>> Begin

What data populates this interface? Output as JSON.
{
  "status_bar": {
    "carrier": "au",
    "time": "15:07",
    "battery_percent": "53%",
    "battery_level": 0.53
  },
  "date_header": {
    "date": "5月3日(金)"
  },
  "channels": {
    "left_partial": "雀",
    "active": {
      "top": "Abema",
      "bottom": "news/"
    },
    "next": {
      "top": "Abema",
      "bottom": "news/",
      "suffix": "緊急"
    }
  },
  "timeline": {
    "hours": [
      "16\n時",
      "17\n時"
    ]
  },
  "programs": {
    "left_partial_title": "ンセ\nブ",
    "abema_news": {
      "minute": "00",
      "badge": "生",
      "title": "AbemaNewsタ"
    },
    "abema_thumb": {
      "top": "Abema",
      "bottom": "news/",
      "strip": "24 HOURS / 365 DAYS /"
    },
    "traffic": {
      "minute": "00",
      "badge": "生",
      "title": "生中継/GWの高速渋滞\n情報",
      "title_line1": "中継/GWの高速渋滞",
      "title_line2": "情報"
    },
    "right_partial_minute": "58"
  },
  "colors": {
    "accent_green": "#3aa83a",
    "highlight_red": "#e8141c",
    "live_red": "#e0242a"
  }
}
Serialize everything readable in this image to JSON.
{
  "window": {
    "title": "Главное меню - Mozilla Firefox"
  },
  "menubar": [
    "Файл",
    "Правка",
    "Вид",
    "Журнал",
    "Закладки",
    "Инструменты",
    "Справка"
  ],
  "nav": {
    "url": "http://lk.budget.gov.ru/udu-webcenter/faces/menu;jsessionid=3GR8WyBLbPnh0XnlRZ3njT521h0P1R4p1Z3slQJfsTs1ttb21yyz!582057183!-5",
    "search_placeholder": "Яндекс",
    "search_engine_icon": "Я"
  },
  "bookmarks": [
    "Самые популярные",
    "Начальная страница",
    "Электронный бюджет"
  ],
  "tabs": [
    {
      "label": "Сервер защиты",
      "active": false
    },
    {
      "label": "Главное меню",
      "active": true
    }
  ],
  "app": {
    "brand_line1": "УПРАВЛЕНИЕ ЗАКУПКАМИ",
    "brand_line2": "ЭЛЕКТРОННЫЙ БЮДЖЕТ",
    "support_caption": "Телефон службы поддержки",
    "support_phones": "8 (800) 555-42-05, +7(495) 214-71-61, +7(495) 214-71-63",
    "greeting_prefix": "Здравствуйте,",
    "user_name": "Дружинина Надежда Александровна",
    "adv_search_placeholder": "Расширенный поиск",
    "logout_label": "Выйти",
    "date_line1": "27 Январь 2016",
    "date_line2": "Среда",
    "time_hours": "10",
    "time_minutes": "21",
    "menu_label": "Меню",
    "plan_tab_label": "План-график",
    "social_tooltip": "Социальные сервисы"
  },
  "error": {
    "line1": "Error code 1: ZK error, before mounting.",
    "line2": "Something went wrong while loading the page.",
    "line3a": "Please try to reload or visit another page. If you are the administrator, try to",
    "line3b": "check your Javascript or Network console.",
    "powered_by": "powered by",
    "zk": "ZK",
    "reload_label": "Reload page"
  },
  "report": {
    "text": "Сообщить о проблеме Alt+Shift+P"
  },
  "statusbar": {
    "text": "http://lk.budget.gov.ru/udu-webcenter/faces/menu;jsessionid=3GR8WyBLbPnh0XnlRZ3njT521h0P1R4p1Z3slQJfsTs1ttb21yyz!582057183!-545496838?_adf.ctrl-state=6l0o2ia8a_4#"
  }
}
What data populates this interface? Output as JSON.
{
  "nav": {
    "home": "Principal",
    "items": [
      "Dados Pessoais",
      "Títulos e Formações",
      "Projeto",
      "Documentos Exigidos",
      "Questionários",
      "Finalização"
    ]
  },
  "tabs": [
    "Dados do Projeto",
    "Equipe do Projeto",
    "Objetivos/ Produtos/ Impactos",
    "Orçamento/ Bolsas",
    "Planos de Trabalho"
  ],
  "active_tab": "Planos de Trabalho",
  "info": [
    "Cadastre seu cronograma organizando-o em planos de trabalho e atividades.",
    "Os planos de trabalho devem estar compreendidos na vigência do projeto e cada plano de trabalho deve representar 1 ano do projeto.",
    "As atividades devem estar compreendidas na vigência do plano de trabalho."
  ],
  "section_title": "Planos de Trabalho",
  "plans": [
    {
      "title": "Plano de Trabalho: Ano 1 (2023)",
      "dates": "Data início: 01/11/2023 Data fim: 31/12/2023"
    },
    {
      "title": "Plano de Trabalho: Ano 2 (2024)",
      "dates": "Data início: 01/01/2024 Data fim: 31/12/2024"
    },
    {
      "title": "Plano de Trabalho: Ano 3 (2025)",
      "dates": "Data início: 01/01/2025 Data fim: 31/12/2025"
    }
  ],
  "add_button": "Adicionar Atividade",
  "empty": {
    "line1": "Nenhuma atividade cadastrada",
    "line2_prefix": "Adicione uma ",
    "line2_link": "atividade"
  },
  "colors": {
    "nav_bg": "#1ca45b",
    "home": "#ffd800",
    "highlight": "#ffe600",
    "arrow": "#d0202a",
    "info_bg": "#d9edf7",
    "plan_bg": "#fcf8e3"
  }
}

>> End

• YOUR OBJECTIVE:
Give the listing above again, word for word.

• THE ANSWER:
What data populates this interface? Output as JSON.
{
  "status_bar": {
    "carrier": "au",
    "time": "15:07",
    "battery_percent": "53%",
    "battery_level": 0.53
  },
  "date_header": {
    "date": "5月3日(金)"
  },
  "channels": {
    "left_partial": "雀",
    "active": {
      "top": "Abema",
      "bottom": "news/"
    },
    "next": {
      "top": "Abema",
      "bottom": "news/",
      "suffix": "緊急"
    }
  },
  "timeline": {
    "hours": [
      "16\n時",
      "17\n時"
    ]
  },
  "programs": {
    "left_partial_title": "ンセ\nブ",
    "abema_news": {
      "minute": "00",
      "badge": "生",
      "title": "AbemaNewsタ"
    },
    "abema_thumb": {
      "top": "Abema",
      "bottom": "news/",
      "strip": "24 HOURS / 365 DAYS /"
    },
    "traffic": {
      "minute": "00",
      "badge": "生",
      "title": "生中継/GWの高速渋滞\n情報",
      "title_line1": "中継/GWの高速渋滞",
      "title_line2": "情報"
    },
    "right_partial_minute": "58"
  },
  "colors": {
    "accent_green": "#3aa83a",
    "highlight_red": "#e8141c",
    "live_red": "#e0242a"
  }
}
Serialize everything readable in this image to JSON.
{
  "window": {
    "title": "Главное меню - Mozilla Firefox"
  },
  "menubar": [
    "Файл",
    "Правка",
    "Вид",
    "Журнал",
    "Закладки",
    "Инструменты",
    "Справка"
  ],
  "nav": {
    "url": "http://lk.budget.gov.ru/udu-webcenter/faces/menu;jsessionid=3GR8WyBLbPnh0XnlRZ3njT521h0P1R4p1Z3slQJfsTs1ttb21yyz!582057183!-5",
    "search_placeholder": "Яндекс",
    "search_engine_icon": "Я"
  },
  "bookmarks": [
    "Самые популярные",
    "Начальная страница",
    "Электронный бюджет"
  ],
  "tabs": [
    {
      "label": "Сервер защиты",
      "active": false
    },
    {
      "label": "Главное меню",
      "active": true
    }
  ],
  "app": {
    "brand_line1": "УПРАВЛЕНИЕ ЗАКУПКАМИ",
    "brand_line2": "ЭЛЕКТРОННЫЙ БЮДЖЕТ",
    "support_caption": "Телефон службы поддержки",
    "support_phones": "8 (800) 555-42-05, +7(495) 214-71-61, +7(495) 214-71-63",
    "greeting_prefix": "Здравствуйте,",
    "user_name": "Дружинина Надежда Александровна",
    "adv_search_placeholder": "Расширенный поиск",
    "logout_label": "Выйти",
    "date_line1": "27 Январь 2016",
    "date_line2": "Среда",
    "time_hours": "10",
    "time_minutes": "21",
    "menu_label": "Меню",
    "plan_tab_label": "План-график",
    "social_tooltip": "Социальные сервисы"
  },
  "error": {
    "line1": "Error code 1: ZK error, before mounting.",
    "line2": "Something went wrong while loading the page.",
    "line3a": "Please try to reload or visit another page. If you are the administrator, try to",
    "line3b": "check your Javascript or Network console.",
    "powered_by": "powered by",
    "zk": "ZK",
    "reload_label": "Reload page"
  },
  "report": {
    "text": "Сообщить о проблеме Alt+Shift+P"
  },
  "statusbar": {
    "text": "http://lk.budget.gov.ru/udu-webcenter/faces/menu;jsessionid=3GR8WyBLbPnh0XnlRZ3njT521h0P1R4p1Z3slQJfsTs1ttb21yyz!582057183!-545496838?_adf.ctrl-state=6l0o2ia8a_4#"
  }
}
What data populates this interface? Output as JSON.
{
  "nav": {
    "home": "Principal",
    "items": [
      "Dados Pessoais",
      "Títulos e Formações",
      "Projeto",
      "Documentos Exigidos",
      "Questionários",
      "Finalização"
    ]
  },
  "tabs": [
    "Dados do Projeto",
    "Equipe do Projeto",
    "Objetivos/ Produtos/ Impactos",
    "Orçamento/ Bolsas",
    "Planos de Trabalho"
  ],
  "active_tab": "Planos de Trabalho",
  "info": [
    "Cadastre seu cronograma organizando-o em planos de trabalho e atividades.",
    "Os planos de trabalho devem estar compreendidos na vigência do projeto e cada plano de trabalho deve representar 1 ano do projeto.",
    "As atividades devem estar compreendidas na vigência do plano de trabalho."
  ],
  "section_title": "Planos de Trabalho",
  "plans": [
    {
      "title": "Plano de Trabalho: Ano 1 (2023)",
      "dates": "Data início: 01/11/2023 Data fim: 31/12/2023"
    },
    {
      "title": "Plano de Trabalho: Ano 2 (2024)",
      "dates": "Data início: 01/01/2024 Data fim: 31/12/2024"
    },
    {
      "title": "Plano de Trabalho: Ano 3 (2025)",
      "dates": "Data início: 01/01/2025 Data fim: 31/12/2025"
    }
  ],
  "add_button": "Adicionar Atividade",
  "empty": {
    "line1": "Nenhuma atividade cadastrada",
    "line2_prefix": "Adicione uma ",
    "line2_link": "atividade"
  },
  "colors": {
    "nav_bg": "#1ca45b",
    "home": "#ffd800",
    "highlight": "#ffe600",
    "arrow": "#d0202a",
    "info_bg": "#d9edf7",
    "plan_bg": "#fcf8e3"
  }
}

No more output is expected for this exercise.